* **Required work**:
Verbatim output of all the material below is required.

━━━ Extracted information

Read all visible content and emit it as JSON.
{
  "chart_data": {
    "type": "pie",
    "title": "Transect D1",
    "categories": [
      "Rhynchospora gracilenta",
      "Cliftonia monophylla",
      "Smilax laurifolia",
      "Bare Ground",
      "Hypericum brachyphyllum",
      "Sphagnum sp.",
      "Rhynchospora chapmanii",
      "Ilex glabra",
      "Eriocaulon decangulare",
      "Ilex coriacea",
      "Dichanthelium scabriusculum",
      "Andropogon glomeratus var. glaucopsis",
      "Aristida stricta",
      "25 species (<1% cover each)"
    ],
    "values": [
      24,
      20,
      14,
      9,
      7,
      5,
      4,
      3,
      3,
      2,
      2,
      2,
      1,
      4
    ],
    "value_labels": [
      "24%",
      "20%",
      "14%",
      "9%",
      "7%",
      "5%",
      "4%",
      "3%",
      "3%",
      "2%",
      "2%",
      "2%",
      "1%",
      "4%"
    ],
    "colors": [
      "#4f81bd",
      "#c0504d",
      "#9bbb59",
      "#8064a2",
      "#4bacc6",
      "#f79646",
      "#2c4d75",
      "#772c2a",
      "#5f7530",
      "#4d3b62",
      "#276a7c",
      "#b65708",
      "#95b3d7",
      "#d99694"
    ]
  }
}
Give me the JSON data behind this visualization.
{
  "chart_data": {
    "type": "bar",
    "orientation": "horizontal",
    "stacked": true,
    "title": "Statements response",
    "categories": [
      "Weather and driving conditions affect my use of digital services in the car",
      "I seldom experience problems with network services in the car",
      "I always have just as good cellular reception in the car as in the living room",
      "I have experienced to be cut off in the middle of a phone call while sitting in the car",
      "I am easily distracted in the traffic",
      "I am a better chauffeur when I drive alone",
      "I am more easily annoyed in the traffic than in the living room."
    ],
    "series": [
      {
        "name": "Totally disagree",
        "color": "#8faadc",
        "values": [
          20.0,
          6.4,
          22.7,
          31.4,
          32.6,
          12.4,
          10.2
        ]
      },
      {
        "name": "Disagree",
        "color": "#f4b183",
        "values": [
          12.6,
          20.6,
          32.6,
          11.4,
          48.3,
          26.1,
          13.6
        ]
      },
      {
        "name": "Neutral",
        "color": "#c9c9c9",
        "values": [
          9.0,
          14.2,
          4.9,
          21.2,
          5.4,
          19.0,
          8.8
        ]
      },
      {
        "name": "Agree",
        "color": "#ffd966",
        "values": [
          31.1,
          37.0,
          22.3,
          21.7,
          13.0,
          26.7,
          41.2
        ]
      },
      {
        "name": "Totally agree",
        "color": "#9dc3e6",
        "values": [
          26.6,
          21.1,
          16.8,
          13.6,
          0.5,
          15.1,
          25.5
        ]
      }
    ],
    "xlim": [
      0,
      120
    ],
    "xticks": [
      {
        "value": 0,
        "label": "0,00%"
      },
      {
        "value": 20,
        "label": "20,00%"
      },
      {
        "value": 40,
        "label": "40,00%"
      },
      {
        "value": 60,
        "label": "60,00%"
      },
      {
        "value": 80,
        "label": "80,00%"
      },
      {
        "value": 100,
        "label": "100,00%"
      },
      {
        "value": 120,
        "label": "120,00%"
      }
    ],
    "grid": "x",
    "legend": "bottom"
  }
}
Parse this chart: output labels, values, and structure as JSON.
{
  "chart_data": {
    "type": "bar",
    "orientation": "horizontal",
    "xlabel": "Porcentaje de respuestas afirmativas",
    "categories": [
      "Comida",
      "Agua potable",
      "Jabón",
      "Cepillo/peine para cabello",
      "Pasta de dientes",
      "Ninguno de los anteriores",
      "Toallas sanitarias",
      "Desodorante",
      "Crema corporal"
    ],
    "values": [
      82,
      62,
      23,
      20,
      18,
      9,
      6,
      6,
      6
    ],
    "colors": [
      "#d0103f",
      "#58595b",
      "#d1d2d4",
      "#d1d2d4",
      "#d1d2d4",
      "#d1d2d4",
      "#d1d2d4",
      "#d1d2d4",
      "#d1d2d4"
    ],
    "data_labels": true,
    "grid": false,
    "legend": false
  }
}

━━━━━━

* **Solution to this exercise**:
Read all visible content and emit it as JSON.
{
  "chart_data": {
    "type": "pie",
    "title": "Transect D1",
    "categories": [
      "Rhynchospora gracilenta",
      "Cliftonia monophylla",
      "Smilax laurifolia",
      "Bare Ground",
      "Hypericum brachyphyllum",
      "Sphagnum sp.",
      "Rhynchospora chapmanii",
      "Ilex glabra",
      "Eriocaulon decangulare",
      "Ilex coriacea",
      "Dichanthelium scabriusculum",
      "Andropogon glomeratus var. glaucopsis",
      "Aristida stricta",
      "25 species (<1% cover each)"
    ],
    "values": [
      24,
      20,
      14,
      9,
      7,
      5,
      4,
      3,
      3,
      2,
      2,
      2,
      1,
      4
    ],
    "value_labels": [
      "24%",
      "20%",
      "14%",
      "9%",
      "7%",
      "5%",
      "4%",
      "3%",
      "3%",
      "2%",
      "2%",
      "2%",
      "1%",
      "4%"
    ],
    "colors": [
      "#4f81bd",
      "#c0504d",
      "#9bbb59",
      "#8064a2",
      "#4bacc6",
      "#f79646",
      "#2c4d75",
      "#772c2a",
      "#5f7530",
      "#4d3b62",
      "#276a7c",
      "#b65708",
      "#95b3d7",
      "#d99694"
    ]
  }
}
Give me the JSON data behind this visualization.
{
  "chart_data": {
    "type": "bar",
    "orientation": "horizontal",
    "stacked": true,
    "title": "Statements response",
    "categories": [
      "Weather and driving conditions affect my use of digital services in the car",
      "I seldom experience problems with network services in the car",
      "I always have just as good cellular reception in the car as in the living room",
      "I have experienced to be cut off in the middle of a phone call while sitting in the car",
      "I am easily distracted in the traffic",
      "I am a better chauffeur when I drive alone",
      "I am more easily annoyed in the traffic than in the living room."
    ],
    "series": [
      {
        "name": "Totally disagree",
        "color": "#8faadc",
        "values": [
          20.0,
          6.4,
          22.7,
          31.4,
          32.6,
          12.4,
          10.2
        ]
      },
      {
        "name": "Disagree",
        "color": "#f4b183",
        "values": [
          12.6,
          20.6,
          32.6,
          11.4,
          48.3,
          26.1,
          13.6
        ]
      },
      {
        "name": "Neutral",
        "color": "#c9c9c9",
        "values": [
          9.0,
          14.2,
          4.9,
          21.2,
          5.4,
          19.0,
          8.8
        ]
      },
      {
        "name": "Agree",
        "color": "#ffd966",
        "values": [
          31.1,
          37.0,
          22.3,
          21.7,
          13.0,
          26.7,
          41.2
        ]
      },
      {
        "name": "Totally agree",
        "color": "#9dc3e6",
        "values": [
          26.6,
          21.1,
          16.8,
          13.6,
          0.5,
          15.1,
          25.5
        ]
      }
    ],
    "xlim": [
      0,
      120
    ],
    "xticks": [
      {
        "value": 0,
        "label": "0,00%"
      },
      {
        "value": 20,
        "label": "20,00%"
      },
      {
        "value": 40,
        "label": "40,00%"
      },
      {
        "value": 60,
        "label": "60,00%"
      },
      {
        "value": 80,
        "label": "80,00%"
      },
      {
        "value": 100,
        "label": "100,00%"
      },
      {
        "value": 120,
        "label": "120,00%"
      }
    ],
    "grid": "x",
    "legend": "bottom"
  }
}
Parse this chart: output labels, values, and structure as JSON.
{
  "chart_data": {
    "type": "bar",
    "orientation": "horizontal",
    "xlabel": "Porcentaje de respuestas afirmativas",
    "categories": [
      "Comida",
      "Agua potable",
      "Jabón",
      "Cepillo/peine para cabello",
      "Pasta de dientes",
      "Ninguno de los anteriores",
      "Toallas sanitarias",
      "Desodorante",
      "Crema corporal"
    ],
    "values": [
      82,
      62,
      23,
      20,
      18,
      9,
      6,
      6,
      6
    ],
    "colors": [
      "#d0103f",
      "#58595b",
      "#d1d2d4",
      "#d1d2d4",
      "#d1d2d4",
      "#d1d2d4",
      "#d1d2d4",
      "#d1d2d4",
      "#d1d2d4"
    ],
    "data_labels": true,
    "grid": false,
    "legend": false
  }
}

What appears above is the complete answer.